Set problem: Each line that holds the word "JSON" is to be identified and copied.
===============
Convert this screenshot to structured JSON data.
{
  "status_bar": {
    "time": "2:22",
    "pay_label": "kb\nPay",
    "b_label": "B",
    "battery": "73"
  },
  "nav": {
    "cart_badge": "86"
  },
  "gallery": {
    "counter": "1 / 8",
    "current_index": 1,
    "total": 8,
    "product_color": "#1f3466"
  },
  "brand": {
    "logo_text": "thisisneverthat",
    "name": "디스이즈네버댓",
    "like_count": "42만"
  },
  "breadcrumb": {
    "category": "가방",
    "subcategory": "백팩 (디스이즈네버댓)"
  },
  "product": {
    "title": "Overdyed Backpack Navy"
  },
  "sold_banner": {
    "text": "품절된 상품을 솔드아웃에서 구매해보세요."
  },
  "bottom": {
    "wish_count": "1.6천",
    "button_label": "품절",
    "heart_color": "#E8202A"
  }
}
===============
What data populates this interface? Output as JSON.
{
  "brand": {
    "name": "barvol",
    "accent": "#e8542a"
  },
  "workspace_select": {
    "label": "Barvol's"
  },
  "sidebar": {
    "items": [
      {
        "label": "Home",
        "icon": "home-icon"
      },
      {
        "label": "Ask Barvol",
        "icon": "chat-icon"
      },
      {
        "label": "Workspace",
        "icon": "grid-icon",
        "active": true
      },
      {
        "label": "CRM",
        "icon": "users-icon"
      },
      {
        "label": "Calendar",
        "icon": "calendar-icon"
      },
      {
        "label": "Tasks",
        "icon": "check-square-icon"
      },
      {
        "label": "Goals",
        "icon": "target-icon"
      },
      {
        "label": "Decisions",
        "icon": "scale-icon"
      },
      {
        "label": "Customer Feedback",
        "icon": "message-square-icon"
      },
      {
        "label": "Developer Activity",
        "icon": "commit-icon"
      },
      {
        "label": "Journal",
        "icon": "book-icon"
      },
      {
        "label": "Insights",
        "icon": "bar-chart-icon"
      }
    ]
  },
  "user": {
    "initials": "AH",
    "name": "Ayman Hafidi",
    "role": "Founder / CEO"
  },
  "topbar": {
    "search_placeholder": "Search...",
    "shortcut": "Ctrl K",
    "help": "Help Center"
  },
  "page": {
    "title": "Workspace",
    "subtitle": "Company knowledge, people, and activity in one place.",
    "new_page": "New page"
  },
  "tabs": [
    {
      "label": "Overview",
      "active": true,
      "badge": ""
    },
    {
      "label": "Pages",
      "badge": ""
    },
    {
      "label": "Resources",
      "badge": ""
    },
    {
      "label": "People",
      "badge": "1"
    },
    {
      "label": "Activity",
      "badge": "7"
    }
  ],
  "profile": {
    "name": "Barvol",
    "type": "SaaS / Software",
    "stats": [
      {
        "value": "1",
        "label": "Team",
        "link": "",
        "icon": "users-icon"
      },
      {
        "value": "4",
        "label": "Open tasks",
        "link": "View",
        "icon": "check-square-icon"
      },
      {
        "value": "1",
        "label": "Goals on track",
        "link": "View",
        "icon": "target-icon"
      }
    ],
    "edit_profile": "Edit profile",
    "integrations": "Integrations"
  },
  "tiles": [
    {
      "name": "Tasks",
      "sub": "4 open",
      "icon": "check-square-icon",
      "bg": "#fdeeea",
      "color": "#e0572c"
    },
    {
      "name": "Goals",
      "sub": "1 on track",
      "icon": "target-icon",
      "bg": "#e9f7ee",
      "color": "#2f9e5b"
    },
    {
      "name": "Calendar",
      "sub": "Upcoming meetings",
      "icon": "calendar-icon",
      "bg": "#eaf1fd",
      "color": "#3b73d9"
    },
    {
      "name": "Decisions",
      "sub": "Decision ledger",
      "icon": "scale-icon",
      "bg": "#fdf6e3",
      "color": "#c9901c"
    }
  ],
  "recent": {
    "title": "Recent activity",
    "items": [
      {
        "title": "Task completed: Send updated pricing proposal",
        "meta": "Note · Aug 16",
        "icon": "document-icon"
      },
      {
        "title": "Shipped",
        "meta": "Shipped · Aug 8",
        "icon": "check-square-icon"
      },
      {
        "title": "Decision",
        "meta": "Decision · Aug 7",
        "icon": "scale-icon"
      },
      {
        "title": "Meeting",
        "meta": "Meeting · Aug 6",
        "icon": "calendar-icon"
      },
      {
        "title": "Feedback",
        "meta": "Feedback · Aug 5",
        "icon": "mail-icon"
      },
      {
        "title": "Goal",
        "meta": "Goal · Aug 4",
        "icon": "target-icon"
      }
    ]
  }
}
===============
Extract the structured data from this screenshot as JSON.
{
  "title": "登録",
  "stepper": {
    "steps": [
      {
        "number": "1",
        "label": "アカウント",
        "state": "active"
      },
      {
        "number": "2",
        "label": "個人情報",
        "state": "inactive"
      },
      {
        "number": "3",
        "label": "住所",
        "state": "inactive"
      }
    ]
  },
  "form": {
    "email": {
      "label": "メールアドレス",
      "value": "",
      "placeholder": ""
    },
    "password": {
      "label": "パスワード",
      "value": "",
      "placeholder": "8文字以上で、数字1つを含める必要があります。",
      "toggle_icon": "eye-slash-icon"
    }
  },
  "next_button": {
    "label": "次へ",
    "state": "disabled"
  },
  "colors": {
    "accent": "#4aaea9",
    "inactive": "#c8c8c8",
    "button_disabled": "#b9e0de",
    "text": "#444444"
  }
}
===============
Output of the exercise:
Convert this screenshot to structured JSON data.
What data populates this interface? Output as JSON.
Extract the structured data from this screenshot as JSON.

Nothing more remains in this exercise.